Exercise brief: Without the pictures, can you quote each line below exactly?

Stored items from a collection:
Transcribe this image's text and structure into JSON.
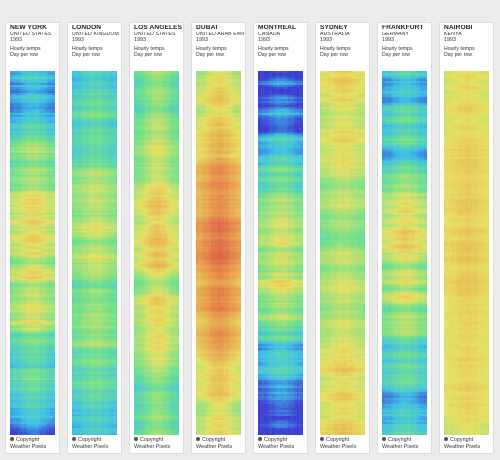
{
  "cards": [
    {
      "city": "NEW YORK",
      "country": "UNITED STATES",
      "year": "1993",
      "desc_line1": "Hourly temps",
      "desc_line2": "Day per row",
      "copyright": "Copyright",
      "brand": "Weather Pixels",
      "profile": "newyork"
    },
    {
      "city": "LONDON",
      "country": "UNITED KINGDOM",
      "year": "1993",
      "desc_line1": "Hourly temps",
      "desc_line2": "Day per row",
      "copyright": "Copyright",
      "brand": "Weather Pixels",
      "profile": "london"
    },
    {
      "city": "LOS ANGELES",
      "country": "UNITED STATES",
      "year": "1993",
      "desc_line1": "Hourly temps",
      "desc_line2": "Day per row",
      "copyright": "Copyright",
      "brand": "Weather Pixels",
      "profile": "losangeles"
    },
    {
      "city": "DUBAI",
      "country": "UNITED ARAB EMIRATES",
      "year": "1993",
      "desc_line1": "Hourly temps",
      "desc_line2": "Day per row",
      "copyright": "Copyright",
      "brand": "Weather Pixels",
      "profile": "dubai"
    },
    {
      "city": "MONTREAL",
      "country": "CANADA",
      "year": "1993",
      "desc_line1": "Hourly temps",
      "desc_line2": "Day per row",
      "copyright": "Copyright",
      "brand": "Weather Pixels",
      "profile": "montreal"
    },
    {
      "city": "SYDNEY",
      "country": "AUSTRALIA",
      "year": "1993",
      "desc_line1": "Hourly temps",
      "desc_line2": "Day per row",
      "copyright": "Copyright",
      "brand": "Weather Pixels",
      "profile": "sydney"
    },
    {
      "city": "FRANKFURT",
      "country": "GERMANY",
      "year": "1993",
      "desc_line1": "Hourly temps",
      "desc_line2": "Day per row",
      "copyright": "Copyright",
      "brand": "Weather Pixels",
      "profile": "frankfurt"
    },
    {
      "city": "NAIROBI",
      "country": "KENYA",
      "year": "1993",
      "desc_line1": "Hourly temps",
      "desc_line2": "Day per row",
      "copyright": "Copyright",
      "brand": "Weather Pixels",
      "profile": "nairobi"
    }
  ],
  "colors": {
    "cold": "#3b3fd1",
    "cool": "#3cc0e6",
    "mild": "#6fe08a",
    "warm": "#e6e060",
    "hot": "#e79a4a",
    "very_hot": "#d94c45",
    "card_background": "#ffffff",
    "page_background": "#ececec"
  }
}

The result:
Transcribe this image's text and structure into JSON.
{
  "cards": [
    {
      "city": "NEW YORK",
      "country": "UNITED STATES",
      "year": "1993",
      "desc_line1": "Hourly temps",
      "desc_line2": "Day per row",
      "copyright": "Copyright",
      "brand": "Weather Pixels",
      "profile": "newyork"
    },
    {
      "city": "LONDON",
      "country": "UNITED KINGDOM",
      "year": "1993",
      "desc_line1": "Hourly temps",
      "desc_line2": "Day per row",
      "copyright": "Copyright",
      "brand": "Weather Pixels",
      "profile": "london"
    },
    {
      "city": "LOS ANGELES",
      "country": "UNITED STATES",
      "year": "1993",
      "desc_line1": "Hourly temps",
      "desc_line2": "Day per row",
      "copyright": "Copyright",
      "brand": "Weather Pixels",
      "profile": "losangeles"
    },
    {
      "city": "DUBAI",
      "country": "UNITED ARAB EMIRATES",
      "year": "1993",
      "desc_line1": "Hourly temps",
      "desc_line2": "Day per row",
      "copyright": "Copyright",
      "brand": "Weather Pixels",
      "profile": "dubai"
    },
    {
      "city": "MONTREAL",
      "country": "CANADA",
      "year": "1993",
      "desc_line1": "Hourly temps",
      "desc_line2": "Day per row",
      "copyright": "Copyright",
      "brand": "Weather Pixels",
      "profile": "montreal"
    },
    {
      "city": "SYDNEY",
      "country": "AUSTRALIA",
      "year": "1993",
      "desc_line1": "Hourly temps",
      "desc_line2": "Day per row",
      "copyright": "Copyright",
      "brand": "Weather Pixels",
      "profile": "sydney"
    },
    {
      "city": "FRANKFURT",
      "country": "GERMANY",
      "year": "1993",
      "desc_line1": "Hourly temps",
      "desc_line2": "Day per row",
      "copyright": "Copyright",
      "brand": "Weather Pixels",
      "profile": "frankfurt"
    },
    {
      "city": "NAIROBI",
      "country": "KENYA",
      "year": "1993",
      "desc_line1": "Hourly temps",
      "desc_line2": "Day per row",
      "copyright": "Copyright",
      "brand": "Weather Pixels",
      "profile": "nairobi"
    }
  ],
  "colors": {
    "cold": "#3b3fd1",
    "cool": "#3cc0e6",
    "mild": "#6fe08a",
    "warm": "#e6e060",
    "hot": "#e79a4a",
    "very_hot": "#d94c45",
    "card_background": "#ffffff",
    "page_background": "#ececec"
  }
}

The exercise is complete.